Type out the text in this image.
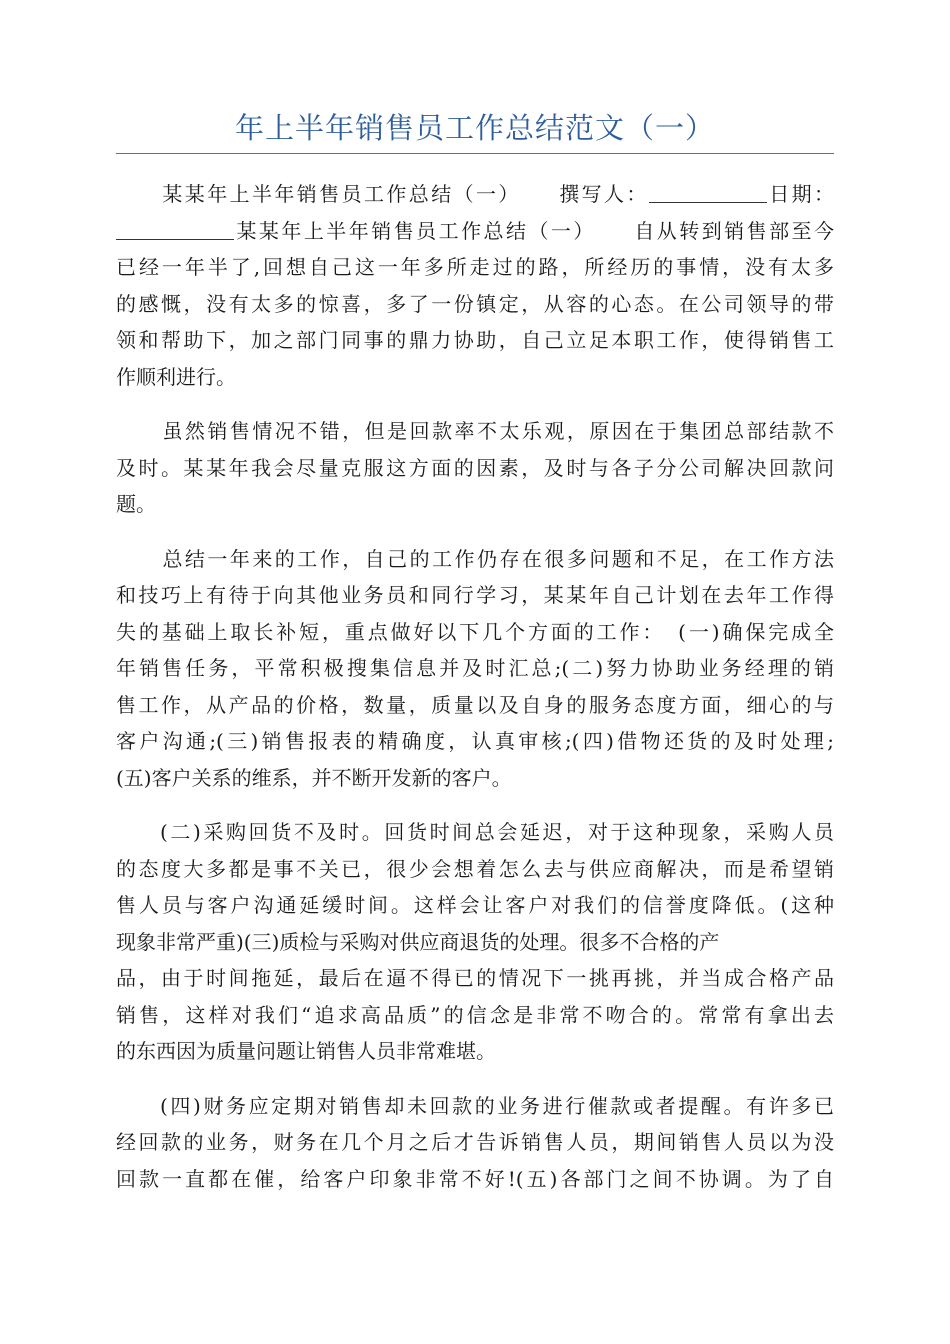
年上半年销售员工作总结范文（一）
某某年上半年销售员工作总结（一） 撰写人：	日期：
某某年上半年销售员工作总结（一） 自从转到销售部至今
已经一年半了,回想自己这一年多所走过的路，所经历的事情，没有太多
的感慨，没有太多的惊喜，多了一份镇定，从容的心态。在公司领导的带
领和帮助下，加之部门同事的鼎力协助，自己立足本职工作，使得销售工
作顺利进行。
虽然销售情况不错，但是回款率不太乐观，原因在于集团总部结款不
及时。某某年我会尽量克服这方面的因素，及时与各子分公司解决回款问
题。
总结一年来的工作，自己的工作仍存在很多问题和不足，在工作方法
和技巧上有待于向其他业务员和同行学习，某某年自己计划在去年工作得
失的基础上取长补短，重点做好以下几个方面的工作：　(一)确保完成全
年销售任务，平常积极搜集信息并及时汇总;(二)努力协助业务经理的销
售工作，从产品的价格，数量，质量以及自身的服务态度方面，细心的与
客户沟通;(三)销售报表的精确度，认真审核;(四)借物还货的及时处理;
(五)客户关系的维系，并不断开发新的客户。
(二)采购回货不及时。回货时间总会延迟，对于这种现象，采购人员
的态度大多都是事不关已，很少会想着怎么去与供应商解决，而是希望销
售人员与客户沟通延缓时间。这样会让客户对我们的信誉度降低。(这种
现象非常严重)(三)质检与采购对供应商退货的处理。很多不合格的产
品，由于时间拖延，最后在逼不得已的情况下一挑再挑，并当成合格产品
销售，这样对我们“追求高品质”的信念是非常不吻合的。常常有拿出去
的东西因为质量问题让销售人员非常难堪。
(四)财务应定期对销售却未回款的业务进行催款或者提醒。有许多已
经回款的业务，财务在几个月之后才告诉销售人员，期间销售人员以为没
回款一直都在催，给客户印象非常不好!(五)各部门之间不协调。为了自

----------

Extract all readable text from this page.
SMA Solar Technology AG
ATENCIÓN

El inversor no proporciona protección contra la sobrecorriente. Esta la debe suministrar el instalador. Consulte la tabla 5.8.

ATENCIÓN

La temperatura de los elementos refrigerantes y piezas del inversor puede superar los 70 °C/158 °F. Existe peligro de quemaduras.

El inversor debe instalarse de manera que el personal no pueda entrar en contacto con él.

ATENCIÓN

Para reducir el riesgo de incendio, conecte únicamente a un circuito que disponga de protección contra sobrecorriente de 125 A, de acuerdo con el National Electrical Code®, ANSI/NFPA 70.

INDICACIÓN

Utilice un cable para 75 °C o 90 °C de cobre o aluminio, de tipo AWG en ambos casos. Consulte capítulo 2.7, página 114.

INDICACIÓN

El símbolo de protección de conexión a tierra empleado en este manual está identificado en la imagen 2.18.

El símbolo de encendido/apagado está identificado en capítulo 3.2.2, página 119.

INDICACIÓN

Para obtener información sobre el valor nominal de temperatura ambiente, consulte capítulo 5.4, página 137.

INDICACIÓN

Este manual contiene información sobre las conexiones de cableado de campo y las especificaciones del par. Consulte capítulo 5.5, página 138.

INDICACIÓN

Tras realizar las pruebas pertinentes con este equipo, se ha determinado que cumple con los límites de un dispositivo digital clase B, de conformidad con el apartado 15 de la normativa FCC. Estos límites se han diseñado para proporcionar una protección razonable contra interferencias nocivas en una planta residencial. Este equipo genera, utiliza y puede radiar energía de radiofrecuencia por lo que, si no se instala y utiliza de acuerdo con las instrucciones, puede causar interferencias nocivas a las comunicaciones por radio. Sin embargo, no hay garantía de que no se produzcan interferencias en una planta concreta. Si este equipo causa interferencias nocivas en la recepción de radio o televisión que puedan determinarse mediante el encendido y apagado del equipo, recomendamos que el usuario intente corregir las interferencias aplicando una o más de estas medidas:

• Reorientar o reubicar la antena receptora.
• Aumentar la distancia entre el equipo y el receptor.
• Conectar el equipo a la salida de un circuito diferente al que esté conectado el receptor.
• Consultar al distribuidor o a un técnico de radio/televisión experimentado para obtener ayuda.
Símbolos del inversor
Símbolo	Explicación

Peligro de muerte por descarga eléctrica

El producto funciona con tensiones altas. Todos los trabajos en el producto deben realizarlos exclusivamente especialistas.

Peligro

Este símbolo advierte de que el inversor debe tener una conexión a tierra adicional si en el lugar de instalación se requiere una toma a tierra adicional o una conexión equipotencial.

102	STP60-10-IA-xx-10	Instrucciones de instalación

----------

→ **Objective**: Pull out each line of the listing that holds the string "sobrecorriente".

→ **Correct answer**:
El inversor no proporciona protección contra la sobrecorriente. Esta la debe suministrar el instalador. Consulte la tabla 5.8.
Para reducir el riesgo de incendio, conecte únicamente a un circuito que disponga de protección contra sobrecorriente de 125 A, de acuerdo con el National Electrical Code®, ANSI/NFPA 70.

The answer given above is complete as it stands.